What to do: Lines that hold the string "回答问题" are to be counted; give only their number.

------------------------------------------------------------------------

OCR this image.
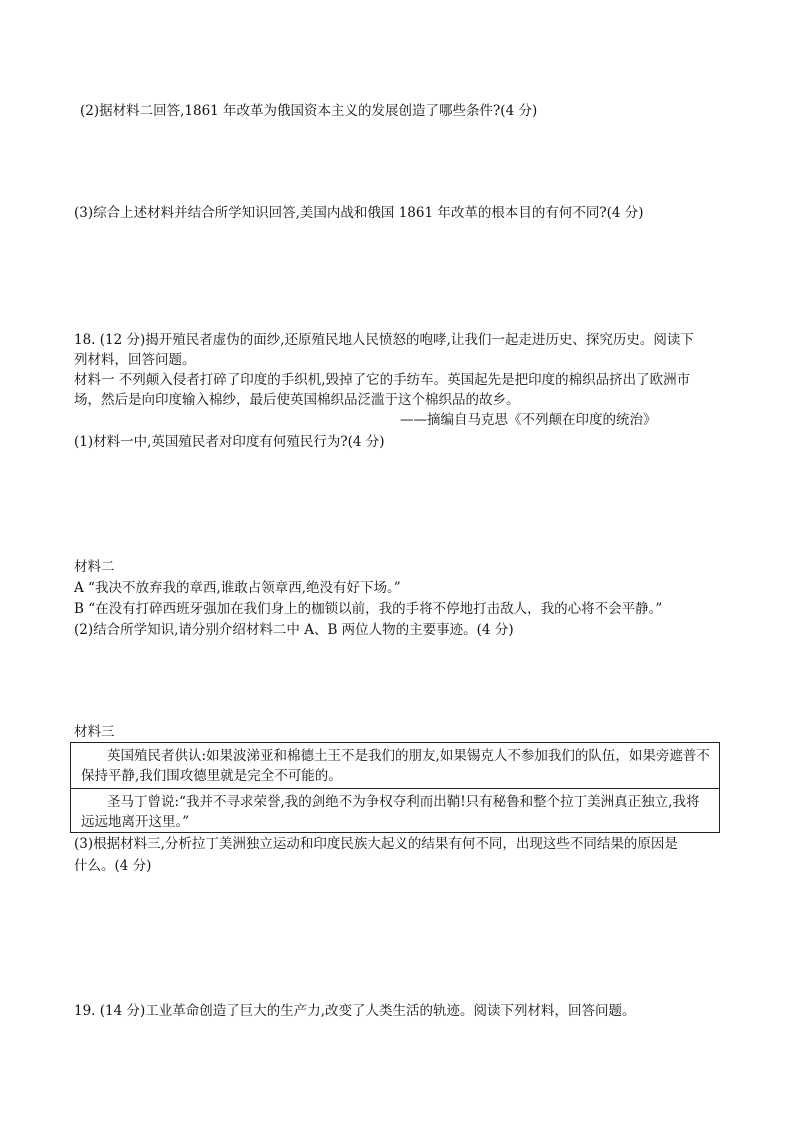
(2)据材料二回答,1861 年改革为俄国资本主义的发展创造了哪些条件?(4 分)
(3)综合上述材料并结合所学知识回答,美国内战和俄国 1861 年改革的根本目的有何不同?(4 分)
18. (12 分)揭开殖民者虚伪的面纱,还原殖民地人民愤怒的咆哮,让我们一起走进历史、探究历史。阅读下
列材料，回答问题。
材料一 不列颠入侵者打碎了印度的手织机,毁掉了它的手纺车。英国起先是把印度的棉织品挤出了欧洲市
场，然后是向印度输入棉纱，最后使英国棉织品泛滥于这个棉织品的故乡。
——摘编自马克思《不列颠在印度的统治》
(1)材料一中,英国殖民者对印度有何殖民行为?(4 分)
材料二
A “我决不放弃我的章西,谁敢占领章西,绝没有好下场。”
B “在没有打碎西班牙强加在我们身上的枷锁以前，我的手将不停地打击敌人，我的心将不会平静。”
(2)结合所学知识,请分别介绍材料二中 A、B 两位人物的主要事迹。(4 分)
材料三
英国殖民者供认:如果波涕亚和棉德土王不是我们的朋友,如果锡克人不参加我们的队伍，如果旁遮普不保持平静,我们围攻德里就是完全不可能的。
圣马丁曾说:“我并不寻求荣誉,我的剑绝不为争权夺利而出鞘!只有秘鲁和整个拉丁美洲真正独立,我将远远地离开这里。”
(3)根据材料三,分析拉丁美洲独立运动和印度民族大起义的结果有何不同，出现这些不同结果的原因是
什么。(4 分)
19. (14 分)工业革命创造了巨大的生产力,改变了人类生活的轨迹。阅读下列材料，回答问题。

------------------------------------------------------------------------

Full solution: 2